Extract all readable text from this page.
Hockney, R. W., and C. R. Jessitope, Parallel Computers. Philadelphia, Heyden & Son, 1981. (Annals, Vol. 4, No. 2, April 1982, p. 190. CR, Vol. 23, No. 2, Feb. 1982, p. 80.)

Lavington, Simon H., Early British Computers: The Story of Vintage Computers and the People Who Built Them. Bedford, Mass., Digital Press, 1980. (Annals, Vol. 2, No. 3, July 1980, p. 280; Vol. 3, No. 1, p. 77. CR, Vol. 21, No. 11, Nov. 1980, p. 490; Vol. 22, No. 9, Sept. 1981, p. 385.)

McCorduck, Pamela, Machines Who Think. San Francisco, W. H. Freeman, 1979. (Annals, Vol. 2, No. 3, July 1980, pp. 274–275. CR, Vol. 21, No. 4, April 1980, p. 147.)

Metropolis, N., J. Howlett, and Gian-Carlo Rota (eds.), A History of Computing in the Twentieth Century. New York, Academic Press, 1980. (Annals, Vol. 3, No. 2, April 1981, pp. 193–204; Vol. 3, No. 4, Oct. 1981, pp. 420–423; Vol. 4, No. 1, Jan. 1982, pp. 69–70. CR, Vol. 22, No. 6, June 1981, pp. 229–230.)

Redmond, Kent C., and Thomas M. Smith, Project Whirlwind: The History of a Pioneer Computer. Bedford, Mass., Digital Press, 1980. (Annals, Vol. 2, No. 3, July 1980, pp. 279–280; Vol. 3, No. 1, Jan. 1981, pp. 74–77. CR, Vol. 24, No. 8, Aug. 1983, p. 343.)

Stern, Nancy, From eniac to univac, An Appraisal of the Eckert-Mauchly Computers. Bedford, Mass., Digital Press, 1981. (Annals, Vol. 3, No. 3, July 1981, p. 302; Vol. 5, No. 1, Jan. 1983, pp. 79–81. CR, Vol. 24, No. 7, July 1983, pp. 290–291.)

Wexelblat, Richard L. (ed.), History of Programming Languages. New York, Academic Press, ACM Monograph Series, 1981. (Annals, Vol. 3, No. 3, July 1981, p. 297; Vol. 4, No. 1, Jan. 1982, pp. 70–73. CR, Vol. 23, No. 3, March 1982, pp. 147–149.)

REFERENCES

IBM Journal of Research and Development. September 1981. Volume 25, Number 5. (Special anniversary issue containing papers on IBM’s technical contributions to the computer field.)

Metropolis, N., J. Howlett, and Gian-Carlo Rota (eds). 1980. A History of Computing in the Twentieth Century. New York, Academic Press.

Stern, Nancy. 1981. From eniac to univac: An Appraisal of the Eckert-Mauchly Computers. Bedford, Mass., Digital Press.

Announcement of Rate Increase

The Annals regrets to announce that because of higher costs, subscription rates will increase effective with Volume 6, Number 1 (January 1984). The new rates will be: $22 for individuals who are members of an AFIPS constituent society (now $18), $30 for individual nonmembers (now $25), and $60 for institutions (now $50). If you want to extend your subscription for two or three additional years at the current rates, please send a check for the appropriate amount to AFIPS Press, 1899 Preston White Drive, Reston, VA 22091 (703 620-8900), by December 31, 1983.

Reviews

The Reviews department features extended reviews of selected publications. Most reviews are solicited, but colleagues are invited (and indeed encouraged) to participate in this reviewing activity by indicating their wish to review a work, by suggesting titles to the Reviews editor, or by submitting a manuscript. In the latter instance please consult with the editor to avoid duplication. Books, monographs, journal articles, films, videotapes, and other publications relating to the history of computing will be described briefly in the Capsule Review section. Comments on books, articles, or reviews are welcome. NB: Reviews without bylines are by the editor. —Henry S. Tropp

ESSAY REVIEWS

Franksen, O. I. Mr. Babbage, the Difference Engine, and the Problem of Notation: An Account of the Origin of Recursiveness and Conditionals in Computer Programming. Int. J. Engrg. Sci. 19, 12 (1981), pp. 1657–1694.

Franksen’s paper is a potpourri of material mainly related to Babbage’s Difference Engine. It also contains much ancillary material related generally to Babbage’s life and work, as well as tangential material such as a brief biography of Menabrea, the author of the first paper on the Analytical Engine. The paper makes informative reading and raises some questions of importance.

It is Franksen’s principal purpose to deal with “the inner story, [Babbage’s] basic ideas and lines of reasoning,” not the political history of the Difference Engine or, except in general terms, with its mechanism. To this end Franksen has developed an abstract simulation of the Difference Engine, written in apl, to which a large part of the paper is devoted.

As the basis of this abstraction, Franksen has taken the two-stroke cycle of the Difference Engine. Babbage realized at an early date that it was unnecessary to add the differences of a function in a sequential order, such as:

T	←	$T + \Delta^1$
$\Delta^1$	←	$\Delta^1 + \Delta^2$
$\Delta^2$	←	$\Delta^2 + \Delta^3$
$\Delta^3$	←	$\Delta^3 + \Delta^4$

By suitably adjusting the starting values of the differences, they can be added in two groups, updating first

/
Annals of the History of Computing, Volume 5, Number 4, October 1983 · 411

WHAT IS NEEDED
Give all the records again. Match them exactly.

WRITTEN RESPONSE
Extract all readable text from this page.
Hockney, R. W., and C. R. Jessitope, Parallel Computers. Philadelphia, Heyden & Son, 1981. (Annals, Vol. 4, No. 2, April 1982, p. 190. CR, Vol. 23, No. 2, Feb. 1982, p. 80.)

Lavington, Simon H., Early British Computers: The Story of Vintage Computers and the People Who Built Them. Bedford, Mass., Digital Press, 1980. (Annals, Vol. 2, No. 3, July 1980, p. 280; Vol. 3, No. 1, p. 77. CR, Vol. 21, No. 11, Nov. 1980, p. 490; Vol. 22, No. 9, Sept. 1981, p. 385.)

McCorduck, Pamela, Machines Who Think. San Francisco, W. H. Freeman, 1979. (Annals, Vol. 2, No. 3, July 1980, pp. 274–275. CR, Vol. 21, No. 4, April 1980, p. 147.)

Metropolis, N., J. Howlett, and Gian-Carlo Rota (eds.), A History of Computing in the Twentieth Century. New York, Academic Press, 1980. (Annals, Vol. 3, No. 2, April 1981, pp. 193–204; Vol. 3, No. 4, Oct. 1981, pp. 420–423; Vol. 4, No. 1, Jan. 1982, pp. 69–70. CR, Vol. 22, No. 6, June 1981, pp. 229–230.)

Redmond, Kent C., and Thomas M. Smith, Project Whirlwind: The History of a Pioneer Computer. Bedford, Mass., Digital Press, 1980. (Annals, Vol. 2, No. 3, July 1980, pp. 279–280; Vol. 3, No. 1, Jan. 1981, pp. 74–77. CR, Vol. 24, No. 8, Aug. 1983, p. 343.)

Stern, Nancy, From eniac to univac, An Appraisal of the Eckert-Mauchly Computers. Bedford, Mass., Digital Press, 1981. (Annals, Vol. 3, No. 3, July 1981, p. 302; Vol. 5, No. 1, Jan. 1983, pp. 79–81. CR, Vol. 24, No. 7, July 1983, pp. 290–291.)

Wexelblat, Richard L. (ed.), History of Programming Languages. New York, Academic Press, ACM Monograph Series, 1981. (Annals, Vol. 3, No. 3, July 1981, p. 297; Vol. 4, No. 1, Jan. 1982, pp. 70–73. CR, Vol. 23, No. 3, March 1982, pp. 147–149.)

REFERENCES

IBM Journal of Research and Development. September 1981. Volume 25, Number 5. (Special anniversary issue containing papers on IBM’s technical contributions to the computer field.)

Metropolis, N., J. Howlett, and Gian-Carlo Rota (eds). 1980. A History of Computing in the Twentieth Century. New York, Academic Press.

Stern, Nancy. 1981. From eniac to univac: An Appraisal of the Eckert-Mauchly Computers. Bedford, Mass., Digital Press.

Announcement of Rate Increase

The Annals regrets to announce that because of higher costs, subscription rates will increase effective with Volume 6, Number 1 (January 1984). The new rates will be: $22 for individuals who are members of an AFIPS constituent society (now $18), $30 for individual nonmembers (now $25), and $60 for institutions (now $50). If you want to extend your subscription for two or three additional years at the current rates, please send a check for the appropriate amount to AFIPS Press, 1899 Preston White Drive, Reston, VA 22091 (703 620-8900), by December 31, 1983.

Reviews

The Reviews department features extended reviews of selected publications. Most reviews are solicited, but colleagues are invited (and indeed encouraged) to participate in this reviewing activity by indicating their wish to review a work, by suggesting titles to the Reviews editor, or by submitting a manuscript. In the latter instance please consult with the editor to avoid duplication. Books, monographs, journal articles, films, videotapes, and other publications relating to the history of computing will be described briefly in the Capsule Review section. Comments on books, articles, or reviews are welcome. NB: Reviews without bylines are by the editor. —Henry S. Tropp

ESSAY REVIEWS

Franksen, O. I. Mr. Babbage, the Difference Engine, and the Problem of Notation: An Account of the Origin of Recursiveness and Conditionals in Computer Programming. Int. J. Engrg. Sci. 19, 12 (1981), pp. 1657–1694.

Franksen’s paper is a potpourri of material mainly related to Babbage’s Difference Engine. It also contains much ancillary material related generally to Babbage’s life and work, as well as tangential material such as a brief biography of Menabrea, the author of the first paper on the Analytical Engine. The paper makes informative reading and raises some questions of importance.

It is Franksen’s principal purpose to deal with “the inner story, [Babbage’s] basic ideas and lines of reasoning,” not the political history of the Difference Engine or, except in general terms, with its mechanism. To this end Franksen has developed an abstract simulation of the Difference Engine, written in apl, to which a large part of the paper is devoted.

As the basis of this abstraction, Franksen has taken the two-stroke cycle of the Difference Engine. Babbage realized at an early date that it was unnecessary to add the differences of a function in a sequential order, such as:

T	←	$T + \Delta^1$
$\Delta^1$	←	$\Delta^1 + \Delta^2$
$\Delta^2$	←	$\Delta^2 + \Delta^3$
$\Delta^3$	←	$\Delta^3 + \Delta^4$

By suitably adjusting the starting values of the differences, they can be added in two groups, updating first

/
Annals of the History of Computing, Volume 5, Number 4, October 1983 · 411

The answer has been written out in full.